(Exercise description) From the entries below, count the lines with "text". Write only the count.

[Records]

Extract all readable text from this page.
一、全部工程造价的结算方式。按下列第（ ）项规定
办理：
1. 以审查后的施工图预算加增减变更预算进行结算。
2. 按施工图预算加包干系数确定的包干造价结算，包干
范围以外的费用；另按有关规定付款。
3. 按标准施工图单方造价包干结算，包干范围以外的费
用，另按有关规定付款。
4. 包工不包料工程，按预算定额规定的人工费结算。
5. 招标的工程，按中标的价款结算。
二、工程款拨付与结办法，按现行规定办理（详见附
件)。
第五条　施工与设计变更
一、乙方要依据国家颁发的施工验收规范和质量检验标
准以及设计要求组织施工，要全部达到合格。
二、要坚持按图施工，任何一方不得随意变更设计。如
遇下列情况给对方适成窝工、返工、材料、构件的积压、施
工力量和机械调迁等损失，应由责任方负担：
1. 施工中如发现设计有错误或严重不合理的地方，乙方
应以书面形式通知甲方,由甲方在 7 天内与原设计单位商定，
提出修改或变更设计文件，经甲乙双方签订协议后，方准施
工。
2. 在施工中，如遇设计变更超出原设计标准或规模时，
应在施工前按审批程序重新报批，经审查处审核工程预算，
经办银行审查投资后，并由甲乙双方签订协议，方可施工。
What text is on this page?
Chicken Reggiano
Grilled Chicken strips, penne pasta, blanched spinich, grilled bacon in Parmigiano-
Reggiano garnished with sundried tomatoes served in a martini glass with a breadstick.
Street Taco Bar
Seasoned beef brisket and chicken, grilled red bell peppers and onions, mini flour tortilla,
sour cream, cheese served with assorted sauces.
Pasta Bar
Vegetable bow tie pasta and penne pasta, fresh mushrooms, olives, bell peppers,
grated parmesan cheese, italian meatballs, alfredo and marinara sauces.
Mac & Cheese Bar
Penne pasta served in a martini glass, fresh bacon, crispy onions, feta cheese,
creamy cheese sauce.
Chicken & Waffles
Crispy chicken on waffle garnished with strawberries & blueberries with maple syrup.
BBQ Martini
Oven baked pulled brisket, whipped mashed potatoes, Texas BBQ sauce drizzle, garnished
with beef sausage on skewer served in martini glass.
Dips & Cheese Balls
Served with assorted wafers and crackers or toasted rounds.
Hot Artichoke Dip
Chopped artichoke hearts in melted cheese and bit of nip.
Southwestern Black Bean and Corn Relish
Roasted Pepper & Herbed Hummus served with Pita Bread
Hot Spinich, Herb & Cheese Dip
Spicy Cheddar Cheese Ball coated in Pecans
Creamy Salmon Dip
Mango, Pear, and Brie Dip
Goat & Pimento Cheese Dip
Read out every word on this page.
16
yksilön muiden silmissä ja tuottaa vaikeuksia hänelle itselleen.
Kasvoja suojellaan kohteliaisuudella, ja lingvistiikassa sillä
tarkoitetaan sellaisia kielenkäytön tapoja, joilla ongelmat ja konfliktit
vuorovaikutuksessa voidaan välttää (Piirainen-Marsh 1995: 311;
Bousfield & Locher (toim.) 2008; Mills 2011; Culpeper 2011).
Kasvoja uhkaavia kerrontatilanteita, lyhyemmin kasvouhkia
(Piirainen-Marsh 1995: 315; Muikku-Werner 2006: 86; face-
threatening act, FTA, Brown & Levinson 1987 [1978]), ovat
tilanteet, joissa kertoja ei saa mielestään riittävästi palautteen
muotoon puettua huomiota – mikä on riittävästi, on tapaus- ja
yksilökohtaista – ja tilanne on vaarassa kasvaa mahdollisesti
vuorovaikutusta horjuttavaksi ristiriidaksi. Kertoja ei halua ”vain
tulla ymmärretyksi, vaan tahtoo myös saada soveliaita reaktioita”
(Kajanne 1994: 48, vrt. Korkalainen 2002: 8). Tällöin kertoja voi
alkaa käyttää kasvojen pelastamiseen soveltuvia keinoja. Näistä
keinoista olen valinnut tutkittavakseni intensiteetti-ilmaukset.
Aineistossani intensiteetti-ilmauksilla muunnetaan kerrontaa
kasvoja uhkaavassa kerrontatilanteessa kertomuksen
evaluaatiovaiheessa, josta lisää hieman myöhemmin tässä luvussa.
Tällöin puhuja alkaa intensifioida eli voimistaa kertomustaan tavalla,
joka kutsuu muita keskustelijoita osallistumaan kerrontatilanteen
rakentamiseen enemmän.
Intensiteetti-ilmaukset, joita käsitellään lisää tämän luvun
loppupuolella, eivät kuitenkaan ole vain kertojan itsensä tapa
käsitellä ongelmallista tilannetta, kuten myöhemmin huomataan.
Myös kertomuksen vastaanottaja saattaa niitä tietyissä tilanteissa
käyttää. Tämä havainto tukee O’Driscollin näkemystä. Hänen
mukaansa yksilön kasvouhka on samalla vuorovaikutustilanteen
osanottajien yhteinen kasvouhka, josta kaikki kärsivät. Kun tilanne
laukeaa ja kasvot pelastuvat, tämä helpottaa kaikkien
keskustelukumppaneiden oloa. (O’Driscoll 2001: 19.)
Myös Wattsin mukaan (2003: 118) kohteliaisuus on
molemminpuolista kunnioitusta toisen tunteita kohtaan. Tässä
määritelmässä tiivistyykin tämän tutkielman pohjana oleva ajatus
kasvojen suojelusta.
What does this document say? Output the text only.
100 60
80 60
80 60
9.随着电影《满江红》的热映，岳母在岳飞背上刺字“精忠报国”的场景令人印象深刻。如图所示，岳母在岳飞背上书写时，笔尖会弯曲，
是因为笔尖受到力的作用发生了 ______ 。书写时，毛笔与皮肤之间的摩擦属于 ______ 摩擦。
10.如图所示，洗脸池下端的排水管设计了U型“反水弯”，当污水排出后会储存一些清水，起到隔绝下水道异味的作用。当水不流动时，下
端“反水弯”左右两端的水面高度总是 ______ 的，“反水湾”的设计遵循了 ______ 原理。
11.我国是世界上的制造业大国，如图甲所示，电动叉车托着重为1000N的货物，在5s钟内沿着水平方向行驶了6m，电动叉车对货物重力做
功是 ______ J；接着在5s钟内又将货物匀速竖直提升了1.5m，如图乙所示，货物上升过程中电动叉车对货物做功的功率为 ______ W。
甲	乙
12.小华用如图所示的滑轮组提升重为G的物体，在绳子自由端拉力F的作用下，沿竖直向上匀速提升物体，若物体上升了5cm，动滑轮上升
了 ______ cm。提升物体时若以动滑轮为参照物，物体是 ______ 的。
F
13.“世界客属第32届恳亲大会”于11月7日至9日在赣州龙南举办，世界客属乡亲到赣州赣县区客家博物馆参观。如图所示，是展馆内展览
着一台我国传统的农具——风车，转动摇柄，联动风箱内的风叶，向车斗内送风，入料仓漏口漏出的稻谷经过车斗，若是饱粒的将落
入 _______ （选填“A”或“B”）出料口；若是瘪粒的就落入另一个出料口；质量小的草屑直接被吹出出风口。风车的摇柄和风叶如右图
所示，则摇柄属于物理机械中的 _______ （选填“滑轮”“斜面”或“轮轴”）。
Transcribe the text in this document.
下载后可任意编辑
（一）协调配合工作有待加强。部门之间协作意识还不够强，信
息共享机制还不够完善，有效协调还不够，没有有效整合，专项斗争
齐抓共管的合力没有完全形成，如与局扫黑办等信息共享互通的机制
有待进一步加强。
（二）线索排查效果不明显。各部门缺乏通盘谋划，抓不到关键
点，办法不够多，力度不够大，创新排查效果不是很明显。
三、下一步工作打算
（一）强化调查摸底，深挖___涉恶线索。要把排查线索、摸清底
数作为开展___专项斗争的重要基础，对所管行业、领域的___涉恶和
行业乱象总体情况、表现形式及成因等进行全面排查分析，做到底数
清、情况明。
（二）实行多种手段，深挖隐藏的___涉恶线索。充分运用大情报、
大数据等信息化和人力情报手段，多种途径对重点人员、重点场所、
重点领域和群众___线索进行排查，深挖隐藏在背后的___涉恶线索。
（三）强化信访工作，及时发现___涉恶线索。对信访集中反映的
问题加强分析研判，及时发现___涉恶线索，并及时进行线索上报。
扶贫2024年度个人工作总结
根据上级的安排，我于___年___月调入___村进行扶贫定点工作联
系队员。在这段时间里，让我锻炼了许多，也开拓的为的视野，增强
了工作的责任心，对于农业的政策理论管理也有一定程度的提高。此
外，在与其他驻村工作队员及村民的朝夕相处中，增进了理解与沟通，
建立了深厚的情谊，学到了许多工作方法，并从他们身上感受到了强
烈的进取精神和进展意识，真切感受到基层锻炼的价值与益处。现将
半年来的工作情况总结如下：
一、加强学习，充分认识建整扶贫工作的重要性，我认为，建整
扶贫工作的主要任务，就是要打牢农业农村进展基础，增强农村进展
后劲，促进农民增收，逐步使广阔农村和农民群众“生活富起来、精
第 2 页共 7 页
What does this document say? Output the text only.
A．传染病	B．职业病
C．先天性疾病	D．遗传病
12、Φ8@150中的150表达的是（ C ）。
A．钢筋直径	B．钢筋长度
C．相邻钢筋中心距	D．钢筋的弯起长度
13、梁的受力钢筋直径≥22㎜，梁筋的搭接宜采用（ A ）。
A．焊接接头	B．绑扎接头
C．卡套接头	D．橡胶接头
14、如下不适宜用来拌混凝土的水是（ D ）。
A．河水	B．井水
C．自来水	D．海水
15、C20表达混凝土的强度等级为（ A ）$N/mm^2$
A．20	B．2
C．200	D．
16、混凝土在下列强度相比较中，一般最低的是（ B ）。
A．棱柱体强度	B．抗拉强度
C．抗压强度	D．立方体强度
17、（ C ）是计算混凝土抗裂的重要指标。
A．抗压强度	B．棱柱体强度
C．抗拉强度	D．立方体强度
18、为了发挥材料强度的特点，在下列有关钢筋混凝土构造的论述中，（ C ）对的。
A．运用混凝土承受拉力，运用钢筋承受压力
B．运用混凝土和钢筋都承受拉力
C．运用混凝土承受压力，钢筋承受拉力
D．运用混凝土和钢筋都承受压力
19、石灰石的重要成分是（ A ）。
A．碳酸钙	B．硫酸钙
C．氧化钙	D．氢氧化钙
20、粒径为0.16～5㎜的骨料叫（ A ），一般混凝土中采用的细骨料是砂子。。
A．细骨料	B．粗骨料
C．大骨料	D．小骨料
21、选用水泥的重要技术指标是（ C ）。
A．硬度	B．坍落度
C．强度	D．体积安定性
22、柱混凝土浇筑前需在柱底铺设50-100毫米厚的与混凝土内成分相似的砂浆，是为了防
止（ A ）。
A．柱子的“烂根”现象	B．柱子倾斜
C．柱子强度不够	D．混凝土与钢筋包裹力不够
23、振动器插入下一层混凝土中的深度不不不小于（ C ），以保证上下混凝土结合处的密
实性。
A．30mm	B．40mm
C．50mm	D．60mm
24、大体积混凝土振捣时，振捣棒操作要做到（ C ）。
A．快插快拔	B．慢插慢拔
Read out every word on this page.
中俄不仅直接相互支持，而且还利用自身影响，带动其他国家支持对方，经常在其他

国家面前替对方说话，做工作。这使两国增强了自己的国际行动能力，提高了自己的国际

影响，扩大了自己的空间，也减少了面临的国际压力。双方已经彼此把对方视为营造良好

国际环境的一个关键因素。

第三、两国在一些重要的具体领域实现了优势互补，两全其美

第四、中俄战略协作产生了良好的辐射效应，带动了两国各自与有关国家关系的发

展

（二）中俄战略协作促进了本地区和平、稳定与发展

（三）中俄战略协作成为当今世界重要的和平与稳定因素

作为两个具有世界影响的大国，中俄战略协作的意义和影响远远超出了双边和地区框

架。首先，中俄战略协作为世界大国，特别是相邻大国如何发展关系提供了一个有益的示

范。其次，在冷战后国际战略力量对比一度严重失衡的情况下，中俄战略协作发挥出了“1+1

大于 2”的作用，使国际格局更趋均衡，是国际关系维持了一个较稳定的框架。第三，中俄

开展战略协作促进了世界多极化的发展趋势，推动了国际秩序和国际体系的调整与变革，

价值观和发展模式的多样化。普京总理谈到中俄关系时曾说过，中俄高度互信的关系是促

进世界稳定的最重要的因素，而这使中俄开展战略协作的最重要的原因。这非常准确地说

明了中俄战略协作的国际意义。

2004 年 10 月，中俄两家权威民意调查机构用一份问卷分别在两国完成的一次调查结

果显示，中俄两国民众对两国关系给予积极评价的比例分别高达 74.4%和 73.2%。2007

(Full solution) 5